§ Work to complete
Each line below either holds the string "Pass" or doesn't. Count those that do and give only the number.

§ Data entries
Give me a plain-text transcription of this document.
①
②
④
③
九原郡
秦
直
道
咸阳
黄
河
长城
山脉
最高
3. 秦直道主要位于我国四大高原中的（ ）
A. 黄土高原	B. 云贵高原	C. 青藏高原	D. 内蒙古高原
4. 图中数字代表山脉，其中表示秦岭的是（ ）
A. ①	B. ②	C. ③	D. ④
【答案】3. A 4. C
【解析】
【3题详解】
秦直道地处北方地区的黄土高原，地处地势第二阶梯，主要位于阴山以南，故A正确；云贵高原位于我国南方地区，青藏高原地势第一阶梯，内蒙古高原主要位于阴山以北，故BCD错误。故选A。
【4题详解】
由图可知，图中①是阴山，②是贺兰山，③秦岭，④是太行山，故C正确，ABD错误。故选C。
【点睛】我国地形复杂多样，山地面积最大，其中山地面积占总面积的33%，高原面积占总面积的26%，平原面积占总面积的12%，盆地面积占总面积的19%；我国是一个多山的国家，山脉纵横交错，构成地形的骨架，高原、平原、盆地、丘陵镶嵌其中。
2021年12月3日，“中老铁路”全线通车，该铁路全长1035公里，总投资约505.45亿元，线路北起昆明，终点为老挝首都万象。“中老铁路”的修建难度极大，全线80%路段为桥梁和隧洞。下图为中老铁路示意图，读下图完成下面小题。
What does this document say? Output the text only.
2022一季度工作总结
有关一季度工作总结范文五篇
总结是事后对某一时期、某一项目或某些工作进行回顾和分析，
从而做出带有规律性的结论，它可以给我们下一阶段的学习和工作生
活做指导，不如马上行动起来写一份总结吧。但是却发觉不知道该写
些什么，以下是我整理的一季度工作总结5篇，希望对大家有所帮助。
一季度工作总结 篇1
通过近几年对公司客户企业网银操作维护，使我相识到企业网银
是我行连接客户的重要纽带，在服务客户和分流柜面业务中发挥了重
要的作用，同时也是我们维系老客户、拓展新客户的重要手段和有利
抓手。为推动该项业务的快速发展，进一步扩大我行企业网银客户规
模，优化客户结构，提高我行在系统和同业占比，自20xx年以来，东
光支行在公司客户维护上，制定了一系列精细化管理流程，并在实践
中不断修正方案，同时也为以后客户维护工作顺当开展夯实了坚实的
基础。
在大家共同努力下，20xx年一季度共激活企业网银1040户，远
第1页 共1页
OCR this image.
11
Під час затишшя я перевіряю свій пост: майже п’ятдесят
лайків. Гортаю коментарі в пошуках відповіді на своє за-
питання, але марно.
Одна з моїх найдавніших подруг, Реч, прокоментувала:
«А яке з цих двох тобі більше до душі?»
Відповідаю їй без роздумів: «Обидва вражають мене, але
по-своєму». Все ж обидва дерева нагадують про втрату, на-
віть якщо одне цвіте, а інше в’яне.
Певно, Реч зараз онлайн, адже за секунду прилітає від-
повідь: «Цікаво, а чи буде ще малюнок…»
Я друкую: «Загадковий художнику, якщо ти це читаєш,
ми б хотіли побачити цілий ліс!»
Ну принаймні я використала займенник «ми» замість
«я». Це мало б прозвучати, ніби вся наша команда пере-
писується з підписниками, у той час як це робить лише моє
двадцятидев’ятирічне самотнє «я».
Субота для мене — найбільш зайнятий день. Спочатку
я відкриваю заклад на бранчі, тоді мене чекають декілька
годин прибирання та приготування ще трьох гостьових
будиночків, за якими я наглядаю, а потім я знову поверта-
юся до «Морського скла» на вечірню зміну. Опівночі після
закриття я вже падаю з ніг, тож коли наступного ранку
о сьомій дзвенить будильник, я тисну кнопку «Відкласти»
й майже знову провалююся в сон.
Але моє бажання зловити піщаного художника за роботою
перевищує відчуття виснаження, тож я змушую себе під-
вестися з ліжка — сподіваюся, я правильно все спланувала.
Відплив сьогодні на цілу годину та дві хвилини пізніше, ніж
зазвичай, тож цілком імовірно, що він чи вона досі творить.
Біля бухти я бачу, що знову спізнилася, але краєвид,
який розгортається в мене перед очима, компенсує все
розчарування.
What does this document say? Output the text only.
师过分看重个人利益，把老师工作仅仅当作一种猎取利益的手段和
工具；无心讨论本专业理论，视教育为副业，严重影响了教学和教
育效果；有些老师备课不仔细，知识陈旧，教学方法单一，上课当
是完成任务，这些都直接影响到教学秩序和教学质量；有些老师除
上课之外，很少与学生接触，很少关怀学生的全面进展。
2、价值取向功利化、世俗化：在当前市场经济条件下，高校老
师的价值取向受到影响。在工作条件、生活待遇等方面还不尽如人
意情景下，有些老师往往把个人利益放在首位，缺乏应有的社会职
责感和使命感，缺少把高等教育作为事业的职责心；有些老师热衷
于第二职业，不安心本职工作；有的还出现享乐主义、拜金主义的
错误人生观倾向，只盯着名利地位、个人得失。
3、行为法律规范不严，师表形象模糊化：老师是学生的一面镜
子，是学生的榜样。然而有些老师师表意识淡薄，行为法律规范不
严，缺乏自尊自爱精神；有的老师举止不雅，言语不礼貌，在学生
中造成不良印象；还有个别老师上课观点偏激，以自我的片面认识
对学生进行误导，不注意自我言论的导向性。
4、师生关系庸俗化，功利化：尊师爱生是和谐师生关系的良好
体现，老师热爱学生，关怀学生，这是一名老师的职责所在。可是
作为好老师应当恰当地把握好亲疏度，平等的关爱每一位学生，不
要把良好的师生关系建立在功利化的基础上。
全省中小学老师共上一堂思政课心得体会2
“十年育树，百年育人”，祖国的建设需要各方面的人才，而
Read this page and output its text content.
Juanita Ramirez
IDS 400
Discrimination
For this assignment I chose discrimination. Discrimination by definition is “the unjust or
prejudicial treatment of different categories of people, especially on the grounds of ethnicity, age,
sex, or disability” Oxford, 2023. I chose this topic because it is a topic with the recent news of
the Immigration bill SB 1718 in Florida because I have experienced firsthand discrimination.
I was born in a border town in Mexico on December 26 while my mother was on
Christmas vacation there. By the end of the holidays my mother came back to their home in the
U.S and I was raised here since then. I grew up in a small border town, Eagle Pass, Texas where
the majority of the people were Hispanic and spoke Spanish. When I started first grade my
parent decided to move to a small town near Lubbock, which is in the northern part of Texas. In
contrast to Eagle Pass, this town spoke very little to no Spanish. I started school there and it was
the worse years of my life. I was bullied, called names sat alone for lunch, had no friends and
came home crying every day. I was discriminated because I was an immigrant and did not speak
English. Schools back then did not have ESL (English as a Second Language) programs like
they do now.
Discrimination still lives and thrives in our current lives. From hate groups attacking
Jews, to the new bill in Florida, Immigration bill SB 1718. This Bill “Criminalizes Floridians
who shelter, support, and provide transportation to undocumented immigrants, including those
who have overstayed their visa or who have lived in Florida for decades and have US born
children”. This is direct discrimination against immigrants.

§ Answer in full
2